_DATA LINES_:
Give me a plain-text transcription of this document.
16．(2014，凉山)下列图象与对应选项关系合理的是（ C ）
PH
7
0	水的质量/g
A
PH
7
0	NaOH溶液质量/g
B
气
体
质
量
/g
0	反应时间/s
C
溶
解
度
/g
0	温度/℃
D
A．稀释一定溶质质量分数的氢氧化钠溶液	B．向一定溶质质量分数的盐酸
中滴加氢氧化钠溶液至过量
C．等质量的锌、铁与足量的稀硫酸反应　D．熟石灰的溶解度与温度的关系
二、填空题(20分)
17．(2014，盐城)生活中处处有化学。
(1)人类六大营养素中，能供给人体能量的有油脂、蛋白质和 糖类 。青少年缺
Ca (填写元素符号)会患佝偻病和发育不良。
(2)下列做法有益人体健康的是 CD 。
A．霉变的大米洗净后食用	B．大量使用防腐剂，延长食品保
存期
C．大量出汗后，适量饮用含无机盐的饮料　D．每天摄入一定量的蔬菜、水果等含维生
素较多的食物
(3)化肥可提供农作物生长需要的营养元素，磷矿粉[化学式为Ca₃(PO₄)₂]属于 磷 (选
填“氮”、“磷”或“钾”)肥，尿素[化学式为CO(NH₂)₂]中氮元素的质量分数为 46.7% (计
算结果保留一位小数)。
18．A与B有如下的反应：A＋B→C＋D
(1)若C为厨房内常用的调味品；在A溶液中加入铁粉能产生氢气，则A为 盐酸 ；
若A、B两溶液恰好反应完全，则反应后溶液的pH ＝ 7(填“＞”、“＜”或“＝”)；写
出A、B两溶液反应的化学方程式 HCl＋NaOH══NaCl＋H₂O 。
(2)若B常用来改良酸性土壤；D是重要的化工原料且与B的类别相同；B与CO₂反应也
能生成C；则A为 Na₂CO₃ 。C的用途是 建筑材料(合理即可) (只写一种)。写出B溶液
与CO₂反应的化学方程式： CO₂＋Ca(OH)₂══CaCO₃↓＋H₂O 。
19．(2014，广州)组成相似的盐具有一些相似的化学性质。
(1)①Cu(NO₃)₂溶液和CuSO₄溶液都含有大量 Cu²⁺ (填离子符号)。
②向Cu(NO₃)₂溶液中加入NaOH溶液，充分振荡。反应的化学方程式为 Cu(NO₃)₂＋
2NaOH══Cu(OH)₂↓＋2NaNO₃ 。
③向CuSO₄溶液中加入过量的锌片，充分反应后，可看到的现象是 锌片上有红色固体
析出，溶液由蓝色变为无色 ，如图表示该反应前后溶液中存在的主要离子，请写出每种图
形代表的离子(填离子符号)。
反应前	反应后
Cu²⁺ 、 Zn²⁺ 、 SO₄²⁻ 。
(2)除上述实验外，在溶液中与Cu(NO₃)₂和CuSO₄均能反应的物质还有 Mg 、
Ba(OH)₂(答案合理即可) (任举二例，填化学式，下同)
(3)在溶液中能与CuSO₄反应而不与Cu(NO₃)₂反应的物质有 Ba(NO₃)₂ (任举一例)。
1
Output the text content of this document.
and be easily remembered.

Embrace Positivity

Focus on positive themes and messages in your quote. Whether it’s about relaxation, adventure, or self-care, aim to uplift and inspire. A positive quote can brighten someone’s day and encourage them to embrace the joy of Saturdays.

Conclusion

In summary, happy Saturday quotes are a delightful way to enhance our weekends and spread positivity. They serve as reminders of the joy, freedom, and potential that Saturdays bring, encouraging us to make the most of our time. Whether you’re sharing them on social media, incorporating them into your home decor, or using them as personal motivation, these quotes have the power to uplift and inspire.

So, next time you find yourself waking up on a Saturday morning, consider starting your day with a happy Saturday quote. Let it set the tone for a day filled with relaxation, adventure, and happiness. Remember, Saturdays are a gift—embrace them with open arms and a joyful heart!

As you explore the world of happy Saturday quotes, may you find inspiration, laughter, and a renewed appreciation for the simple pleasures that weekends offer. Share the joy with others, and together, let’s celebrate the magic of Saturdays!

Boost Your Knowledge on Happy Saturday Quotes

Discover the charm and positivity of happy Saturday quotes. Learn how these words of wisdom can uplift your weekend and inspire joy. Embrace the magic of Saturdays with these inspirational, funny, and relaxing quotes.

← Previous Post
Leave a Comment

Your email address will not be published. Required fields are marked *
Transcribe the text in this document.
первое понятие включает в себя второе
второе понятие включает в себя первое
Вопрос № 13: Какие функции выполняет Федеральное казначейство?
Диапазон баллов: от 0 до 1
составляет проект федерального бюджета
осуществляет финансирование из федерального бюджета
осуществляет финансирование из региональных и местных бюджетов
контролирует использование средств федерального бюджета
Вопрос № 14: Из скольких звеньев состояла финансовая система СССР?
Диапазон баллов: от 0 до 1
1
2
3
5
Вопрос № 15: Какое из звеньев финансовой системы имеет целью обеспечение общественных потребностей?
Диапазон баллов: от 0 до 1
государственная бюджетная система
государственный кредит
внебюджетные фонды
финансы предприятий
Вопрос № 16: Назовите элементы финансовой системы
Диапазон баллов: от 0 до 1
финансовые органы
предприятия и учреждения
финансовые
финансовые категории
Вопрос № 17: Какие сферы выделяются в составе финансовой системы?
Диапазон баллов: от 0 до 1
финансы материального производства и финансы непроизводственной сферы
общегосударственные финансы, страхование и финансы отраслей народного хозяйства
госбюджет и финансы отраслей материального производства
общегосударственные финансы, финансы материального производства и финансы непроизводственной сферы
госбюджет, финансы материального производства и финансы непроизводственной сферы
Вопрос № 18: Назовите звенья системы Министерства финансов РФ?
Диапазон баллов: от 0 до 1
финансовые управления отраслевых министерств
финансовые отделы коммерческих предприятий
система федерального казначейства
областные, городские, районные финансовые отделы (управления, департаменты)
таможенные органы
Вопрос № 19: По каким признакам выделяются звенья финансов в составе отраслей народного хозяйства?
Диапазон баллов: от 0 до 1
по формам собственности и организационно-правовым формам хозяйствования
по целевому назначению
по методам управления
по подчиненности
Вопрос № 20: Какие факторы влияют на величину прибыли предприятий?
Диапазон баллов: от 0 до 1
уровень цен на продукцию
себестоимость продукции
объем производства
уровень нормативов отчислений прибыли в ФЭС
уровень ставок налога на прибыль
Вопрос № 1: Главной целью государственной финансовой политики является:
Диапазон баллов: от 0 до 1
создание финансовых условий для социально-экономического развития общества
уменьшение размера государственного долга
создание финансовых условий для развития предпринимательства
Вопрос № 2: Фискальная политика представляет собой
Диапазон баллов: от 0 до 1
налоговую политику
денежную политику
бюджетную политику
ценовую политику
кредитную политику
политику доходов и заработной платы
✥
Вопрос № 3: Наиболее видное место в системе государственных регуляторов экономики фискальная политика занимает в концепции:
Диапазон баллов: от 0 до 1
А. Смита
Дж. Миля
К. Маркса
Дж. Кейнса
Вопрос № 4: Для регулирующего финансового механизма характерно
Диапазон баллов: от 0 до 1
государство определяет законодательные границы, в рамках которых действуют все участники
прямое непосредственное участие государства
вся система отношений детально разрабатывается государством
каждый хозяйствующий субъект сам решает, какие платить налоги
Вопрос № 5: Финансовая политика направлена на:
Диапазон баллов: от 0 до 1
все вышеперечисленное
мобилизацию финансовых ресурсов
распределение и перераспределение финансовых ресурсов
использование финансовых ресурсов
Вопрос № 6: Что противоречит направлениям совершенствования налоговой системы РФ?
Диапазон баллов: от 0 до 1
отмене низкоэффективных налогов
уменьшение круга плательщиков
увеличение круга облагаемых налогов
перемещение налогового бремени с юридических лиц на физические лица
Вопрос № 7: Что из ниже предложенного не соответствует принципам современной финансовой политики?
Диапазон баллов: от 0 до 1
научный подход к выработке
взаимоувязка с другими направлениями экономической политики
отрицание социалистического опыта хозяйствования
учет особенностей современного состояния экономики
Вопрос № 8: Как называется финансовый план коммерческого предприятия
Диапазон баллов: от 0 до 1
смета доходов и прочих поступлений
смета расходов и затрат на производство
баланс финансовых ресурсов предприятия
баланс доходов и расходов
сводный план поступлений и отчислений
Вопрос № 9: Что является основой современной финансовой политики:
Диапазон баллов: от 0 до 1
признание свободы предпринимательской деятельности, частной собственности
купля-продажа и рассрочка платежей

_TASK DETAILS_:
Go through the listing above and return every line where the word "звеньев" occurs.

_THE OUTPUT_:
Вопрос № 14: Из скольких звеньев состояла финансовая система СССР?
Вопрос № 15: Какое из звеньев финансовой системы имеет целью обеспечение общественных потребностей?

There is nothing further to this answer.